═════ TEXTE FOURNI
Nigel Farage tente jeudi 13 août de retrouver son siège de député lors d’une élection législative partielle organisée à Clacton, dans le sud-est de l’Angleterre. Le chef de Reform UK avait lui-même provoqué ce scrutin en démissionnant du Parlement le 7 juillet, avant d’annoncer immédiatement sa candidature à sa propre succession.
L’élection réunit un nombre record de 34 candidats, dont plusieurs profils satiriques. Les travaillistes, les conservateurs et les libéraux-démocrates ont décidé de ne présenter personne, dénonçant une opération politique orchestrée par Nigel Farage. Le dirigeant populiste affirme au contraire vouloir laisser les électeurs de Clacton trancher face à ce qu’il décrit comme « l’establishment de Westminster ».
Une démission sur fond de dons controversés
Nigel Farage est visé par une enquête du gendarme de l’éthique parlementaire concernant un don de cinq millions de livres, soit environ 5,7 millions d’euros. Cette somme aurait été versée par Christopher Harborne, un milliardaire lié au secteur des cryptomonnaies, peu avant l’élection de Farage comme député en juillet 2024.
Selon The Times, le chef de Reform UK aurait également bénéficié d’un don non déclaré de George Cottrell, entrepreneur britannique condamné pour fraude aux États-Unis en 2017. Nigel Farage dénonce une offensive politique destinée à affaiblir son parti. Sa démission a suspendu l’enquête, mais celle-ci pourra reprendre s’il retrouve son siège.
Count Binface transforme le scrutin en spectacle
Son adversaire le plus médiatisé est Count Binface, ou « comte Tête-de-Poubelle », un candidat satirique qui fait campagne avec une poubelle sur la tête. Se présentant comme un « guerrier spatial intergalactique », il promet notamment de nationaliser la chanteuse Adele et de reboucher les nids de poule avec le programme électoral travailliste de 2024.
══════════
═════ DONNÉES BRUTES
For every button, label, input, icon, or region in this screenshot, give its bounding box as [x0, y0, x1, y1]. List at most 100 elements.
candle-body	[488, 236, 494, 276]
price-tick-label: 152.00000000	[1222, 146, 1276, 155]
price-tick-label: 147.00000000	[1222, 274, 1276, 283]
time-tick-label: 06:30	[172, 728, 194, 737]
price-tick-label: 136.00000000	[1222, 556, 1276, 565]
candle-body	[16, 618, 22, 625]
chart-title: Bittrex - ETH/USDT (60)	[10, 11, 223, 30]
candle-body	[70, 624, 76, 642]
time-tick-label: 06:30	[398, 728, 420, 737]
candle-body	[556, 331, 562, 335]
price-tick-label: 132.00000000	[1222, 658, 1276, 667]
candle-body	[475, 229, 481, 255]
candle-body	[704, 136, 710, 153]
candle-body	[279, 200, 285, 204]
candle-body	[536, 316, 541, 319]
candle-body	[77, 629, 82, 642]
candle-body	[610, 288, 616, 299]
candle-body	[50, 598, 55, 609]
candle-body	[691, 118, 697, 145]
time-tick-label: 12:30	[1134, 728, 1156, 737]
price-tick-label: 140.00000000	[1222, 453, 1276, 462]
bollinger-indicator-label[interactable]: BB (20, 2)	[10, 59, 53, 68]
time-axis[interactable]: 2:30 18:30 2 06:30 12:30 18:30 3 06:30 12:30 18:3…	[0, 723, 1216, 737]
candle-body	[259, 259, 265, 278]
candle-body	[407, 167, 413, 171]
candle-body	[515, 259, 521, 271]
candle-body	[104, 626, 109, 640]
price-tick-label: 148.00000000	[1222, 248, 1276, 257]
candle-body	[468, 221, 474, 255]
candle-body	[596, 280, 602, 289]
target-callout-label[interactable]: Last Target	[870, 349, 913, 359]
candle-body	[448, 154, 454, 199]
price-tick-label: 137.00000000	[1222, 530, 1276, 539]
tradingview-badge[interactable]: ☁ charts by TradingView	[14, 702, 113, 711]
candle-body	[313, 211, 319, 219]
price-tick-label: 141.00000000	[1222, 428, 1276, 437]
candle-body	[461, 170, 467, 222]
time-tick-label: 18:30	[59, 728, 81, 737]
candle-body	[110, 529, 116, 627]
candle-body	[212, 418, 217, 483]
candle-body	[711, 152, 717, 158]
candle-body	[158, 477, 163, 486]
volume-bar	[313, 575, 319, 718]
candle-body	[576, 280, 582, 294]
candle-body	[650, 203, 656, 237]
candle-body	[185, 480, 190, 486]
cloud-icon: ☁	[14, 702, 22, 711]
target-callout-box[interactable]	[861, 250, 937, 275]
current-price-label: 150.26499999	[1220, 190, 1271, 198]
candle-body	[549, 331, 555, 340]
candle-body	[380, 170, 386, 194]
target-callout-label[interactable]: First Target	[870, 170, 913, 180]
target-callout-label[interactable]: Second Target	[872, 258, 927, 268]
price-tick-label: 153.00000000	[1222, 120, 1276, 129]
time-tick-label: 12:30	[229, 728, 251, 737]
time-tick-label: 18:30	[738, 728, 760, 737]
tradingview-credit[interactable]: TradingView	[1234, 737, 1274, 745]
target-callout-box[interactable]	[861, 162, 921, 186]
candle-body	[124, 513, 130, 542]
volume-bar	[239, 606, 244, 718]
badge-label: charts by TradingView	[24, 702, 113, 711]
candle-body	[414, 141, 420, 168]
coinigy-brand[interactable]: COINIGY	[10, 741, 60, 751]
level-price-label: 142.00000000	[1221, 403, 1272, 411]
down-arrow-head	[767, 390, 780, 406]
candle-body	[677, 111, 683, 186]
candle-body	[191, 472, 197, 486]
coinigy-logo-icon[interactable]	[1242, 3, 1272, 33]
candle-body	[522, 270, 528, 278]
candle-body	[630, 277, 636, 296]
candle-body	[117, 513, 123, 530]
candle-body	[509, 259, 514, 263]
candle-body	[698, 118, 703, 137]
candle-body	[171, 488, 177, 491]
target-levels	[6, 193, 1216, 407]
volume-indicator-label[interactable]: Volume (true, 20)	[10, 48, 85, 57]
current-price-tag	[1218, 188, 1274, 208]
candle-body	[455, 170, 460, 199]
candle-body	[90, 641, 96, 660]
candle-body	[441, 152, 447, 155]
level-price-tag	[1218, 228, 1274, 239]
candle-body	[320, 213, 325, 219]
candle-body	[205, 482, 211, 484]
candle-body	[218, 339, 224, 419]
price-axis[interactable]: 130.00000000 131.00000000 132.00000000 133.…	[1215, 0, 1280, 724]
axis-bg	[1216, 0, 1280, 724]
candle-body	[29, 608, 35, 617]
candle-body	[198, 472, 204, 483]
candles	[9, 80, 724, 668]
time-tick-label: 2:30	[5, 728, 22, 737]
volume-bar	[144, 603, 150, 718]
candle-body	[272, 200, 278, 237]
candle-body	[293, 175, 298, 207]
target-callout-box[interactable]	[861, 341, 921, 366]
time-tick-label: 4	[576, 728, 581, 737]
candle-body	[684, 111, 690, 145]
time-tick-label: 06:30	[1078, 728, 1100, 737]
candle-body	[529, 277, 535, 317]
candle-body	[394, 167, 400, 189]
══════════
> **À PRODUIRE**:
Pour chacune des affirmations suivantes, dites par oui ou par non si elle concorde avec le texte sur l’élection de Clacton, en citant à l’identique les mots du texte qui tranchent. (a) Les conservateurs présentent un candidat face à Nigel Farage. (b) La démission de Nigel Farage a suspendu l’enquête qui le vise. (c) George Cottrell a été condamné pour fraude aux États-Unis en 2017.

> **RÉPONSE**:
(a) Non : « Les travaillistes, les conservateurs et les libéraux-démocrates ont décidé de ne présenter personne »
(b) Oui : « Sa démission a suspendu l’enquête »
(c) Oui : « condamné pour fraude aux États-Unis en 2017 »